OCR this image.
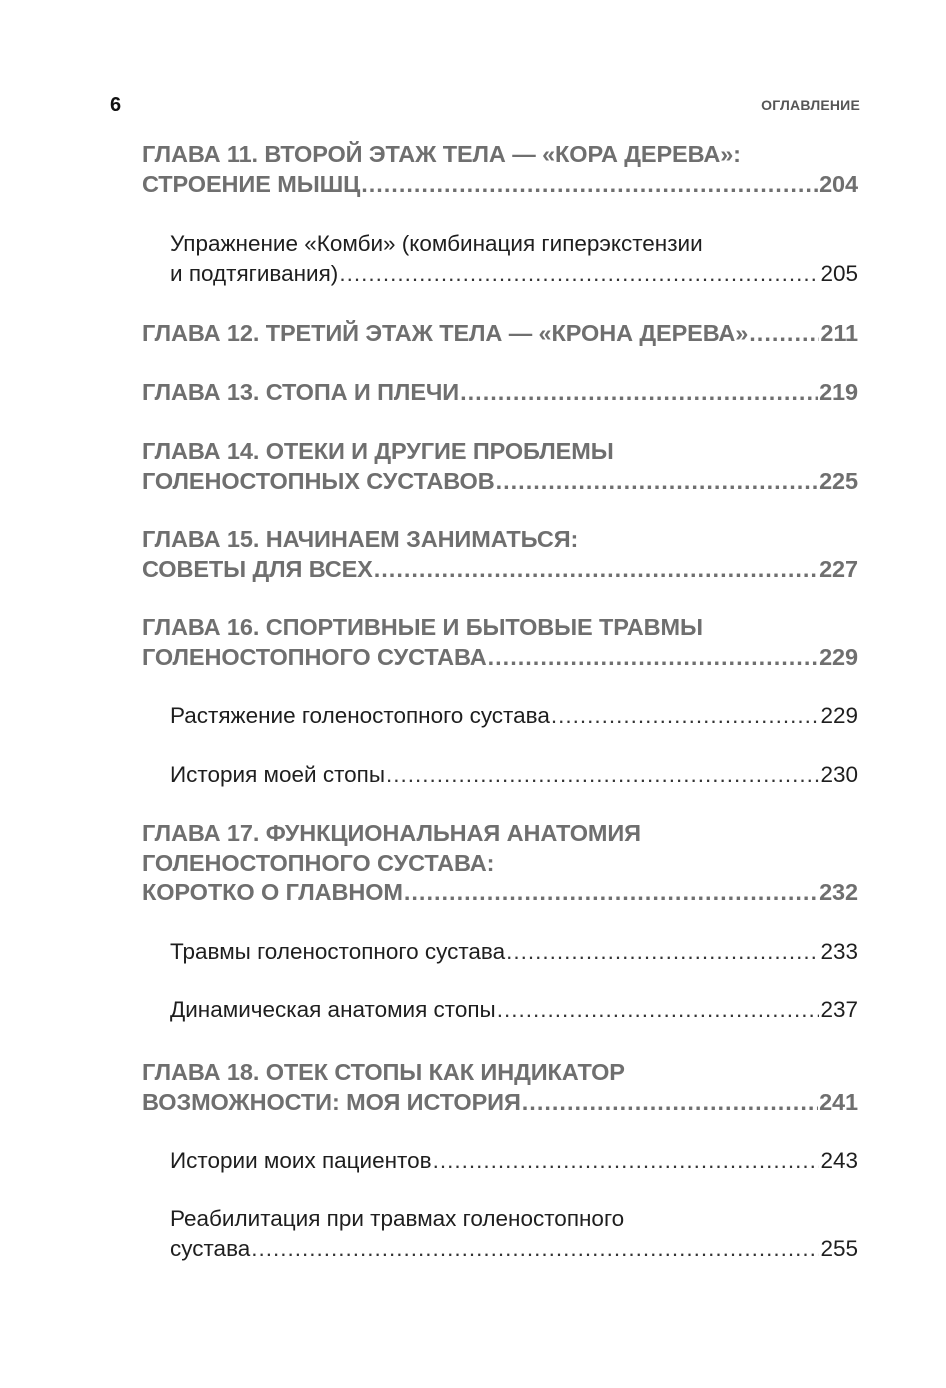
6	ОГЛАВЛЕНИЕ
ГЛАВА 11. ВТОРОЙ ЭТАЖ ТЕЛА — «КОРА ДЕРЕВА»:
СТРОЕНИЕ МЫШЦ .....	204
Упражнение «Комби» (комбинация гиперэкстензии
и подтягивания) .....	205
ГЛАВА 12. ТРЕТИЙ ЭТАЖ ТЕЛА — «КРОНА ДЕРЕВА» .....	211
ГЛАВА 13. СТОПА И ПЛЕЧИ .....	219
ГЛАВА 14. ОТЕКИ И ДРУГИЕ ПРОБЛЕМЫ
ГОЛЕНОСТОПНЫХ СУСТАВОВ .....	225
ГЛАВА 15. НАЧИНАЕМ ЗАНИМАТЬСЯ:
СОВЕТЫ ДЛЯ ВСЕХ .....	227
ГЛАВА 16. СПОРТИВНЫЕ И БЫТОВЫЕ ТРАВМЫ
ГОЛЕНОСТОПНОГО СУСТАВА .....	229
Растяжение голеностопного сустава .....	229
История моей стопы .....	230
ГЛАВА 17. ФУНКЦИОНАЛЬНАЯ АНАТОМИЯ
ГОЛЕНОСТОПНОГО СУСТАВА:
КОРОТКО О ГЛАВНОМ .....	232
Травмы голеностопного сустава .....	233
Динамическая анатомия стопы .....	237
ГЛАВА 18. ОТЕК СТОПЫ КАК ИНДИКАТОР
ВОЗМОЖНОСТИ: МОЯ ИСТОРИЯ .....	241
Истории моих пациентов .....	243
Реабилитация при травмах голеностопного
сустава .....	255
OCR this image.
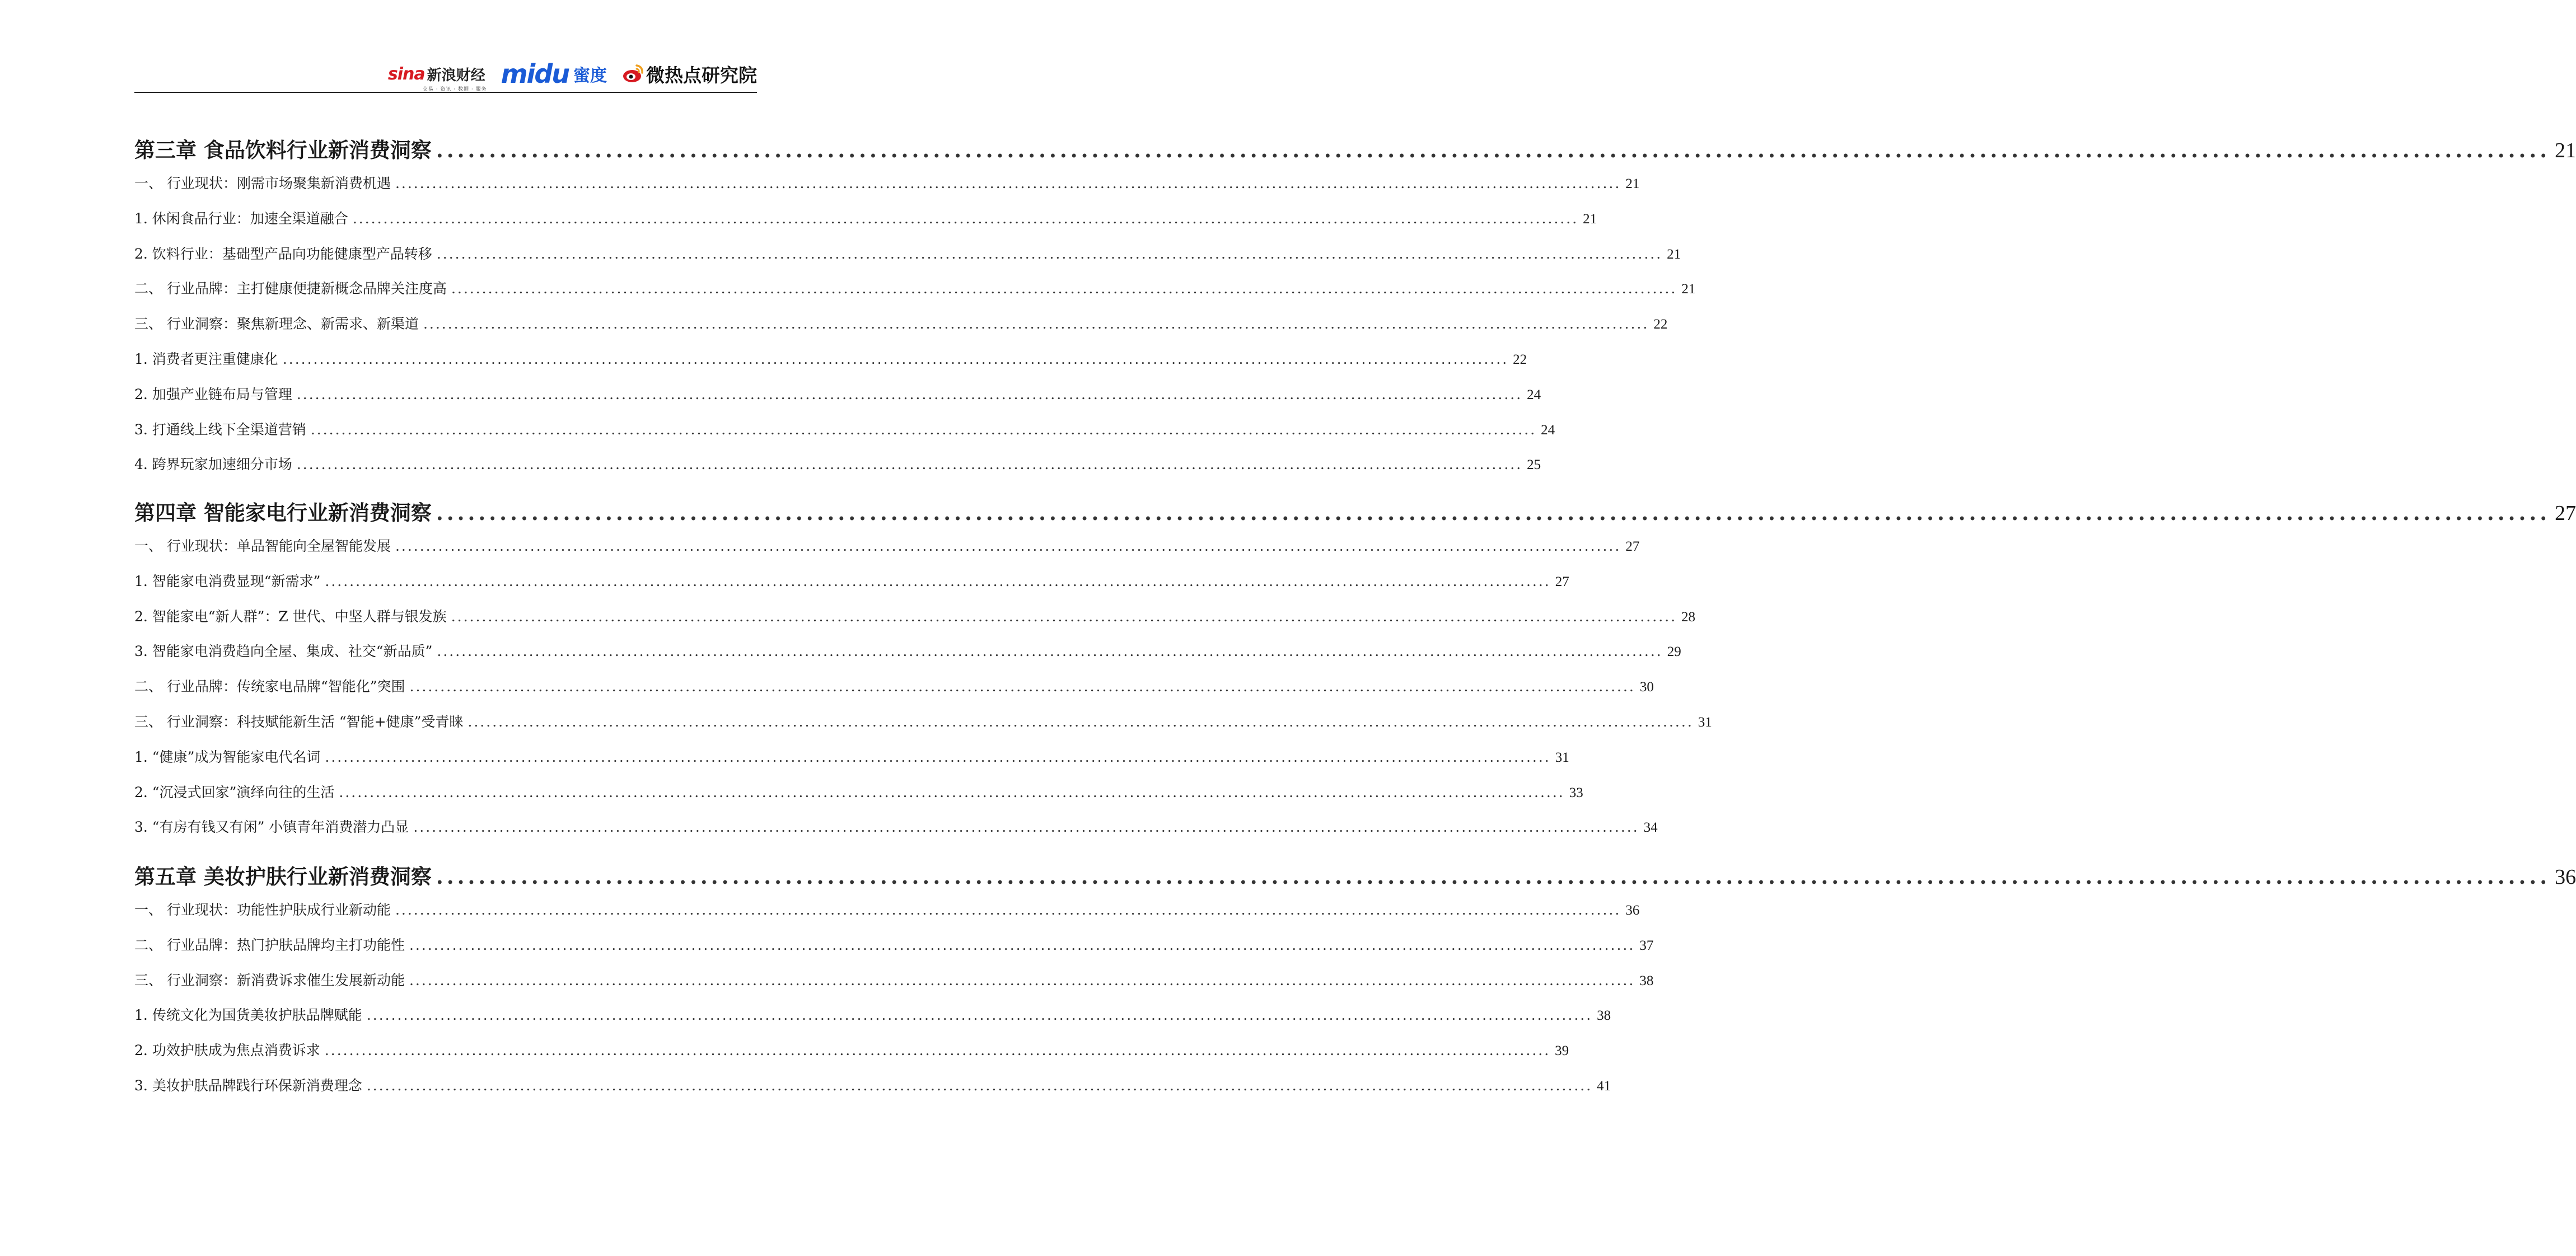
sina 新浪财经
交易 · 资讯 · 数据 · 服务
midu 蜜度 微热点研究院
第三章 食品饮料行业新消费洞察 ........................................................................................................................................................................................................ 21
一、 行业现状：刚需市场聚集新消费机遇 ........................................................................................................................................................................................................ 21
1. 休闲食品行业：加速全渠道融合 ........................................................................................................................................................................................................ 21
2. 饮料行业：基础型产品向功能健康型产品转移 ........................................................................................................................................................................................................ 21
二、 行业品牌：主打健康便捷新概念品牌关注度高 ........................................................................................................................................................................................................ 21
三、 行业洞察：聚焦新理念、新需求、新渠道 ........................................................................................................................................................................................................ 22
1. 消费者更注重健康化 ........................................................................................................................................................................................................ 22
2. 加强产业链布局与管理 ........................................................................................................................................................................................................ 24
3. 打通线上线下全渠道营销 ........................................................................................................................................................................................................ 24
4. 跨界玩家加速细分市场 ........................................................................................................................................................................................................ 25
第四章 智能家电行业新消费洞察 ........................................................................................................................................................................................................ 27
一、 行业现状：单品智能向全屋智能发展 ........................................................................................................................................................................................................ 27
1. 智能家电消费显现“新需求” ........................................................................................................................................................................................................ 27
2. 智能家电“新人群”：Z 世代、中坚人群与银发族 ........................................................................................................................................................................................................ 28
3. 智能家电消费趋向全屋、集成、社交“新品质” ........................................................................................................................................................................................................ 29
二、 行业品牌：传统家电品牌“智能化”突围 ........................................................................................................................................................................................................ 30
三、 行业洞察：科技赋能新生活 “智能+健康”受青睐 ........................................................................................................................................................................................................ 31
1. “健康”成为智能家电代名词 ........................................................................................................................................................................................................ 31
2. “沉浸式回家”演绎向往的生活 ........................................................................................................................................................................................................ 33
3. “有房有钱又有闲” 小镇青年消费潜力凸显 ........................................................................................................................................................................................................ 34
第五章 美妆护肤行业新消费洞察 ........................................................................................................................................................................................................ 36
一、 行业现状：功能性护肤成行业新动能 ........................................................................................................................................................................................................ 36
二、 行业品牌：热门护肤品牌均主打功能性 ........................................................................................................................................................................................................ 37
三、 行业洞察：新消费诉求催生发展新动能 ........................................................................................................................................................................................................ 38
1. 传统文化为国货美妆护肤品牌赋能 ........................................................................................................................................................................................................ 38
2. 功效护肤成为焦点消费诉求 ........................................................................................................................................................................................................ 39
3. 美妆护肤品牌践行环保新消费理念 ........................................................................................................................................................................................................ 41
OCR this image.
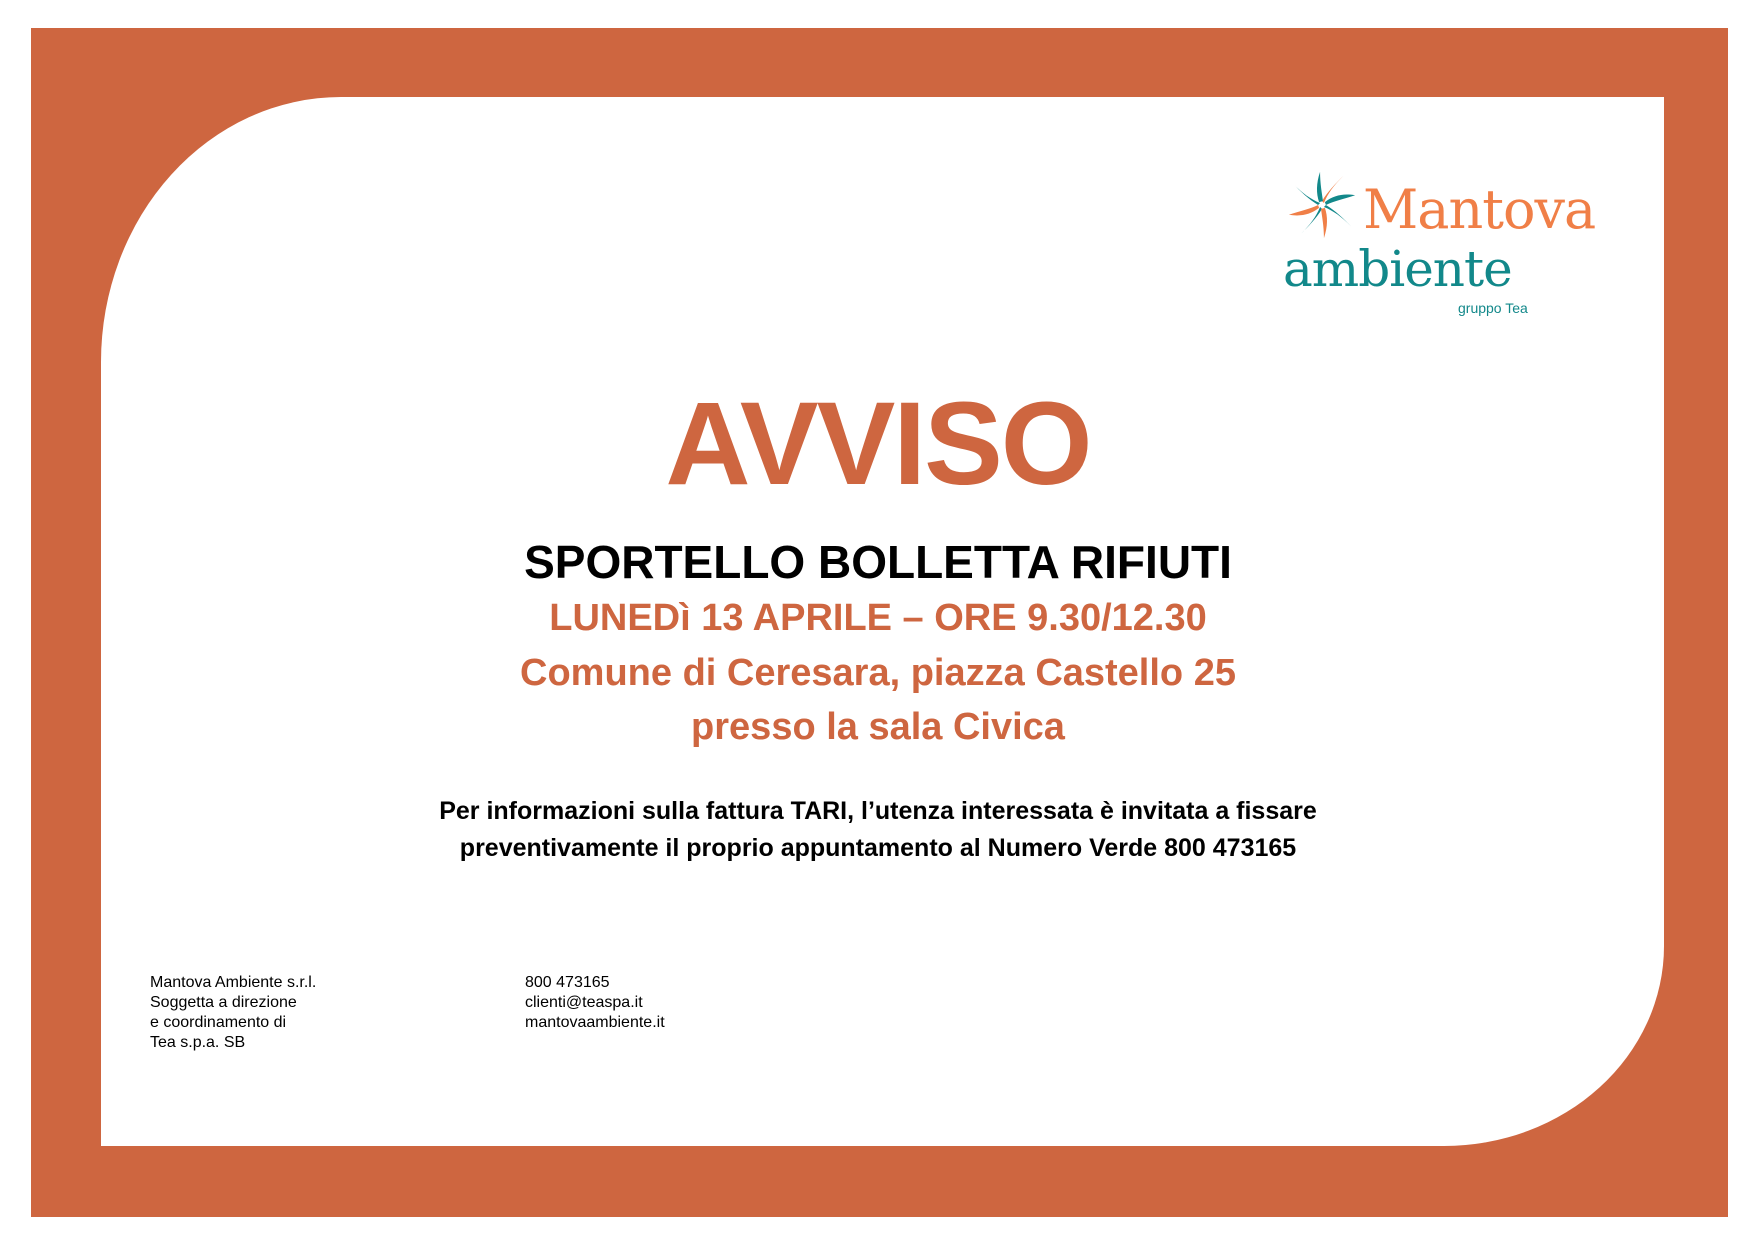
Mantova
ambiente
gruppo Tea
AVVISO
SPORTELLO BOLLETTA RIFIUTI
LUNEDì 13 APRILE – ORE 9.30/12.30
Comune di Ceresara, piazza Castello 25
presso la sala Civica
Per informazioni sulla fattura TARI, l’utenza interessata è invitata a fissare
preventivamente il proprio appuntamento al Numero Verde 800 473165
Mantova Ambiente s.r.l.
Soggetta a direzione
e coordinamento di
Tea s.p.a. SB
800 473165
clienti@teaspa.it
mantovaambiente.it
====
BRIEF:
Write out every line of the preceding listing that contains "ТЕЛА".

WORKED SOLUTION:
ГЛАВА 11. ВТОРОЙ ЭТАЖ ТЕЛА — «КОРА ДЕРЕВА»:
ГЛАВА 12. ТРЕТИЙ ЭТАЖ ТЕЛА — «КРОНА ДЕРЕВА» .....	211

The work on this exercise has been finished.